[Dataset entries on figures]
━━━
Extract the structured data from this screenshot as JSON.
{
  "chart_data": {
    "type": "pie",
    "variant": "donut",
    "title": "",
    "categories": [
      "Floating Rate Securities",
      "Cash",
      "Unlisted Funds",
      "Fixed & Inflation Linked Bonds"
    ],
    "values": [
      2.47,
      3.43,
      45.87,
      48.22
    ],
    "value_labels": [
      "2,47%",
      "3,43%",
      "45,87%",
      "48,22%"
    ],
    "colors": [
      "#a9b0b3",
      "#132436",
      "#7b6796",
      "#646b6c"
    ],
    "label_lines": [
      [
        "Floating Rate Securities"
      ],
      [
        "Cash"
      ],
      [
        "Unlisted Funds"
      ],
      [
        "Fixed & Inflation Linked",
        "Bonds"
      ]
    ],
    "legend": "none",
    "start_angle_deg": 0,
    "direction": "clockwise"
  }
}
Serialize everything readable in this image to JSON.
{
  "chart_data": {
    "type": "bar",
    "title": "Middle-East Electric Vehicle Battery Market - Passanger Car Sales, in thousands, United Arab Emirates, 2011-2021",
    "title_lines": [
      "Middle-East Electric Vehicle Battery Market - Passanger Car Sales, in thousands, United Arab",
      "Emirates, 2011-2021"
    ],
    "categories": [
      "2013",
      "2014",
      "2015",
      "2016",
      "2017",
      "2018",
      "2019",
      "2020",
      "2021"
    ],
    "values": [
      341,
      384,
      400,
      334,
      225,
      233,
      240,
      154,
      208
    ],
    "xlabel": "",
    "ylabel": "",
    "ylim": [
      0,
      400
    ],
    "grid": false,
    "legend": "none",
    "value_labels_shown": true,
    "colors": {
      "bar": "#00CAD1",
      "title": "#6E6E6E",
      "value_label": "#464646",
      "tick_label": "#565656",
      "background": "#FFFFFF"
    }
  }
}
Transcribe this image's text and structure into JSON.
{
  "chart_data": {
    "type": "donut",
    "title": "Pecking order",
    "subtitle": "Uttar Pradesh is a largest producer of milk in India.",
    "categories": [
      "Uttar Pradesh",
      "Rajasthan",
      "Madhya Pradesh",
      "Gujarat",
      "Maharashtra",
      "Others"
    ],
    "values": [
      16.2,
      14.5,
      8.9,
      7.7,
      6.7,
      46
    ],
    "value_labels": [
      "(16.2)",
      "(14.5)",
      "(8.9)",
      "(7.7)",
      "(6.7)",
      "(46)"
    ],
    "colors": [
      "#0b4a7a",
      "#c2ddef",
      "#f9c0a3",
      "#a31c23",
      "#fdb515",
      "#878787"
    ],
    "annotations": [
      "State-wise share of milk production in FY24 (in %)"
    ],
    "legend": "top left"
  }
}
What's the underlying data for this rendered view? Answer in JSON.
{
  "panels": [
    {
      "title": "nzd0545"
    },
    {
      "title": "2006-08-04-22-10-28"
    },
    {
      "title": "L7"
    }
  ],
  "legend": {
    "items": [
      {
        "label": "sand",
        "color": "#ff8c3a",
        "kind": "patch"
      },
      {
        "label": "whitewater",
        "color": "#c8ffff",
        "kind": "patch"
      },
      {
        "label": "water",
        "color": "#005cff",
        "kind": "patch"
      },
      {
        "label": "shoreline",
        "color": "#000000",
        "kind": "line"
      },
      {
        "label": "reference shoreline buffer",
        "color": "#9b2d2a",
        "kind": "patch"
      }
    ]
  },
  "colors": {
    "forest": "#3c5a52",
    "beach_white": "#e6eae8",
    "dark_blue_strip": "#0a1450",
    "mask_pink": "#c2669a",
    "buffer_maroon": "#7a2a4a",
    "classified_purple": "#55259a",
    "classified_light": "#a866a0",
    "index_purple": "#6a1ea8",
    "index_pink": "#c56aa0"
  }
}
━━━
### Stated problem
From the records above, extract each line exactly as shown.

### Output
Extract the structured data from this screenshot as JSON.
{
  "chart_data": {
    "type": "pie",
    "variant": "donut",
    "title": "",
    "categories": [
      "Floating Rate Securities",
      "Cash",
      "Unlisted Funds",
      "Fixed & Inflation Linked Bonds"
    ],
    "values": [
      2.47,
      3.43,
      45.87,
      48.22
    ],
    "value_labels": [
      "2,47%",
      "3,43%",
      "45,87%",
      "48,22%"
    ],
    "colors": [
      "#a9b0b3",
      "#132436",
      "#7b6796",
      "#646b6c"
    ],
    "label_lines": [
      [
        "Floating Rate Securities"
      ],
      [
        "Cash"
      ],
      [
        "Unlisted Funds"
      ],
      [
        "Fixed & Inflation Linked",
        "Bonds"
      ]
    ],
    "legend": "none",
    "start_angle_deg": 0,
    "direction": "clockwise"
  }
}
Serialize everything readable in this image to JSON.
{
  "chart_data": {
    "type": "bar",
    "title": "Middle-East Electric Vehicle Battery Market - Passanger Car Sales, in thousands, United Arab Emirates, 2011-2021",
    "title_lines": [
      "Middle-East Electric Vehicle Battery Market - Passanger Car Sales, in thousands, United Arab",
      "Emirates, 2011-2021"
    ],
    "categories": [
      "2013",
      "2014",
      "2015",
      "2016",
      "2017",
      "2018",
      "2019",
      "2020",
      "2021"
    ],
    "values": [
      341,
      384,
      400,
      334,
      225,
      233,
      240,
      154,
      208
    ],
    "xlabel": "",
    "ylabel": "",
    "ylim": [
      0,
      400
    ],
    "grid": false,
    "legend": "none",
    "value_labels_shown": true,
    "colors": {
      "bar": "#00CAD1",
      "title": "#6E6E6E",
      "value_label": "#464646",
      "tick_label": "#565656",
      "background": "#FFFFFF"
    }
  }
}
Transcribe this image's text and structure into JSON.
{
  "chart_data": {
    "type": "donut",
    "title": "Pecking order",
    "subtitle": "Uttar Pradesh is a largest producer of milk in India.",
    "categories": [
      "Uttar Pradesh",
      "Rajasthan",
      "Madhya Pradesh",
      "Gujarat",
      "Maharashtra",
      "Others"
    ],
    "values": [
      16.2,
      14.5,
      8.9,
      7.7,
      6.7,
      46
    ],
    "value_labels": [
      "(16.2)",
      "(14.5)",
      "(8.9)",
      "(7.7)",
      "(6.7)",
      "(46)"
    ],
    "colors": [
      "#0b4a7a",
      "#c2ddef",
      "#f9c0a3",
      "#a31c23",
      "#fdb515",
      "#878787"
    ],
    "annotations": [
      "State-wise share of milk production in FY24 (in %)"
    ],
    "legend": "top left"
  }
}
What's the underlying data for this rendered view? Answer in JSON.
{
  "panels": [
    {
      "title": "nzd0545"
    },
    {
      "title": "2006-08-04-22-10-28"
    },
    {
      "title": "L7"
    }
  ],
  "legend": {
    "items": [
      {
        "label": "sand",
        "color": "#ff8c3a",
        "kind": "patch"
      },
      {
        "label": "whitewater",
        "color": "#c8ffff",
        "kind": "patch"
      },
      {
        "label": "water",
        "color": "#005cff",
        "kind": "patch"
      },
      {
        "label": "shoreline",
        "color": "#000000",
        "kind": "line"
      },
      {
        "label": "reference shoreline buffer",
        "color": "#9b2d2a",
        "kind": "patch"
      }
    ]
  },
  "colors": {
    "forest": "#3c5a52",
    "beach_white": "#e6eae8",
    "dark_blue_strip": "#0a1450",
    "mask_pink": "#c2669a",
    "buffer_maroon": "#7a2a4a",
    "classified_purple": "#55259a",
    "classified_light": "#a866a0",
    "index_purple": "#6a1ea8",
    "index_pink": "#c56aa0"
  }
}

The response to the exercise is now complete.